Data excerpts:
◇ ◇ ◇
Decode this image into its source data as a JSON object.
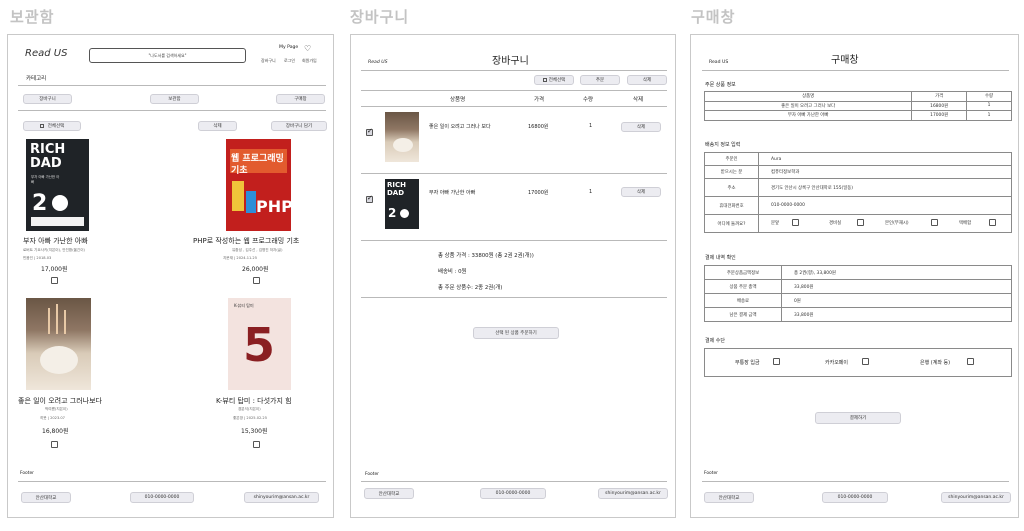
{
  "sections": {
    "storage": "보관함",
    "cart": "장바구니",
    "purchase": "구매창"
  },
  "storage": {
    "logo": "Read US",
    "search_placeholder": "\"나도서를 검색하세요\"",
    "mypage": "My Page",
    "nav": [
      "장바구니",
      "로그인",
      "회원가입"
    ],
    "category": "카테고리",
    "tabs": [
      "장바구니",
      "보관함",
      "구매창"
    ],
    "select_all": "전체선택",
    "delete": "삭제",
    "add_cart": "장바구니 담기",
    "books": [
      {
        "title": "부자 아빠 가난한 아빠",
        "meta1": "로버트 기요사키(지은이), 안진환(옮긴이)",
        "meta2": "민음인 | 2018.03",
        "price": "17,000원"
      },
      {
        "title": "PHP로 작성하는 웹 프로그래밍 기초",
        "meta1": "유환성 , 김주선 , 김명진 저자(글)",
        "meta2": "지문재 | 2024.11.25",
        "price": "26,000원"
      },
      {
        "title": "좋은 일이 오려고 그러나보다",
        "meta1": "박여름(지은이)",
        "meta2": "히읏 | 2023.07",
        "price": "16,800원"
      },
      {
        "title": "K-뷰티 탑미 : 다섯가지 힘",
        "meta1": "경분석(지은이)",
        "meta2": "좋은땅 | 2025.02.25",
        "price": "15,300원"
      }
    ],
    "cover_texts": {
      "rich1": "RICH",
      "rich2": "DAD",
      "rich_sub": "부자 아빠 가난한 아빠",
      "rich_num": "2",
      "php_top": "웹 프로그래밍",
      "php_mid": "기초",
      "php_big": "PHP",
      "k_top": "K-뷰티 탑미",
      "k_num": "5"
    },
    "footer": "Footer",
    "footer_items": [
      "안산대학교",
      "010-0000-0000",
      "shinyourim@ansan.ac.kr"
    ]
  },
  "cart": {
    "title": "장바구니",
    "logo": "Read US",
    "buttons": [
      "전체선택",
      "추문",
      "삭제"
    ],
    "headers": [
      "상품명",
      "가격",
      "수량",
      "삭제"
    ],
    "items": [
      {
        "name": "좋은 일이 오려고 그러나 보다",
        "price": "16800원",
        "qty": "1",
        "delete": "삭제"
      },
      {
        "name": "부자 아빠 가난한 아빠",
        "price": "17000원",
        "qty": "1",
        "delete": "삭제"
      }
    ],
    "summary": [
      "총 상품 가격 : 33800원 (총 2권 2권(개))",
      "배송비 : 0원",
      "총 주문 상품수: 2종 2권(개)"
    ],
    "order_button": "선택 된 상품 주문하기",
    "footer": "Footer",
    "footer_items": [
      "안산대학교",
      "010-0000-0000",
      "shinyourim@ansan.ac.kr"
    ]
  },
  "purchase": {
    "title": "구매창",
    "logo": "Read US",
    "order_info_label": "주문 상품 정보",
    "order_headers": [
      "상품명",
      "가격",
      "수량"
    ],
    "order_rows": [
      {
        "name": "좋은 일이 오려고 그러나 보다",
        "price": "16800원",
        "qty": "1"
      },
      {
        "name": "부자 아빠 가난한 아빠",
        "price": "17000원",
        "qty": "1"
      }
    ],
    "ship_label": "배송지 정보 입력",
    "ship_rows": [
      {
        "k": "주문인",
        "v": "Aura"
      },
      {
        "k": "받으시는 분",
        "v": "컴퓨터정보학과"
      },
      {
        "k": "주소",
        "v": "경기도 안산시 상록구 안산대학로 155(일동)"
      },
      {
        "k": "휴대전화번호",
        "v": "010-0000-0000"
      }
    ],
    "where_label": "어디에 둘까요?",
    "where_opts": [
      "문앞",
      "경비실",
      "본인(부재시)",
      "택배함"
    ],
    "confirm_label": "결제 내역 확인",
    "confirm_rows": [
      {
        "k": "주문상품금액정보",
        "v": "총 2권(향), 33,800원"
      },
      {
        "k": "상품 주문 총액",
        "v": "33,800원"
      },
      {
        "k": "배송료",
        "v": "0원"
      },
      {
        "k": "남은 결제 금액",
        "v": "33,800원"
      }
    ],
    "method_label": "결제 수단",
    "methods": [
      "무통장 입금",
      "카카오페이",
      "은행 (계좌 등)"
    ],
    "pay_button": "결제하기",
    "footer": "Footer",
    "footer_items": [
      "안산대학교",
      "010-0000-0000",
      "shinyourim@ansan.ac.kr"
    ]
  }
}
◇ ◇ ◇
* [Task objective]: Reproduce all entries exactly. Pictures do not belong in the copy.

* [Result for this exercise]:
Decode this image into its source data as a JSON object.
{
  "sections": {
    "storage": "보관함",
    "cart": "장바구니",
    "purchase": "구매창"
  },
  "storage": {
    "logo": "Read US",
    "search_placeholder": "\"나도서를 검색하세요\"",
    "mypage": "My Page",
    "nav": [
      "장바구니",
      "로그인",
      "회원가입"
    ],
    "category": "카테고리",
    "tabs": [
      "장바구니",
      "보관함",
      "구매창"
    ],
    "select_all": "전체선택",
    "delete": "삭제",
    "add_cart": "장바구니 담기",
    "books": [
      {
        "title": "부자 아빠 가난한 아빠",
        "meta1": "로버트 기요사키(지은이), 안진환(옮긴이)",
        "meta2": "민음인 | 2018.03",
        "price": "17,000원"
      },
      {
        "title": "PHP로 작성하는 웹 프로그래밍 기초",
        "meta1": "유환성 , 김주선 , 김명진 저자(글)",
        "meta2": "지문재 | 2024.11.25",
        "price": "26,000원"
      },
      {
        "title": "좋은 일이 오려고 그러나보다",
        "meta1": "박여름(지은이)",
        "meta2": "히읏 | 2023.07",
        "price": "16,800원"
      },
      {
        "title": "K-뷰티 탑미 : 다섯가지 힘",
        "meta1": "경분석(지은이)",
        "meta2": "좋은땅 | 2025.02.25",
        "price": "15,300원"
      }
    ],
    "cover_texts": {
      "rich1": "RICH",
      "rich2": "DAD",
      "rich_sub": "부자 아빠 가난한 아빠",
      "rich_num": "2",
      "php_top": "웹 프로그래밍",
      "php_mid": "기초",
      "php_big": "PHP",
      "k_top": "K-뷰티 탑미",
      "k_num": "5"
    },
    "footer": "Footer",
    "footer_items": [
      "안산대학교",
      "010-0000-0000",
      "shinyourim@ansan.ac.kr"
    ]
  },
  "cart": {
    "title": "장바구니",
    "logo": "Read US",
    "buttons": [
      "전체선택",
      "추문",
      "삭제"
    ],
    "headers": [
      "상품명",
      "가격",
      "수량",
      "삭제"
    ],
    "items": [
      {
        "name": "좋은 일이 오려고 그러나 보다",
        "price": "16800원",
        "qty": "1",
        "delete": "삭제"
      },
      {
        "name": "부자 아빠 가난한 아빠",
        "price": "17000원",
        "qty": "1",
        "delete": "삭제"
      }
    ],
    "summary": [
      "총 상품 가격 : 33800원 (총 2권 2권(개))",
      "배송비 : 0원",
      "총 주문 상품수: 2종 2권(개)"
    ],
    "order_button": "선택 된 상품 주문하기",
    "footer": "Footer",
    "footer_items": [
      "안산대학교",
      "010-0000-0000",
      "shinyourim@ansan.ac.kr"
    ]
  },
  "purchase": {
    "title": "구매창",
    "logo": "Read US",
    "order_info_label": "주문 상품 정보",
    "order_headers": [
      "상품명",
      "가격",
      "수량"
    ],
    "order_rows": [
      {
        "name": "좋은 일이 오려고 그러나 보다",
        "price": "16800원",
        "qty": "1"
      },
      {
        "name": "부자 아빠 가난한 아빠",
        "price": "17000원",
        "qty": "1"
      }
    ],
    "ship_label": "배송지 정보 입력",
    "ship_rows": [
      {
        "k": "주문인",
        "v": "Aura"
      },
      {
        "k": "받으시는 분",
        "v": "컴퓨터정보학과"
      },
      {
        "k": "주소",
        "v": "경기도 안산시 상록구 안산대학로 155(일동)"
      },
      {
        "k": "휴대전화번호",
        "v": "010-0000-0000"
      }
    ],
    "where_label": "어디에 둘까요?",
    "where_opts": [
      "문앞",
      "경비실",
      "본인(부재시)",
      "택배함"
    ],
    "confirm_label": "결제 내역 확인",
    "confirm_rows": [
      {
        "k": "주문상품금액정보",
        "v": "총 2권(향), 33,800원"
      },
      {
        "k": "상품 주문 총액",
        "v": "33,800원"
      },
      {
        "k": "배송료",
        "v": "0원"
      },
      {
        "k": "남은 결제 금액",
        "v": "33,800원"
      }
    ],
    "method_label": "결제 수단",
    "methods": [
      "무통장 입금",
      "카카오페이",
      "은행 (계좌 등)"
    ],
    "pay_button": "결제하기",
    "footer": "Footer",
    "footer_items": [
      "안산대학교",
      "010-0000-0000",
      "shinyourim@ansan.ac.kr"
    ]
  }
}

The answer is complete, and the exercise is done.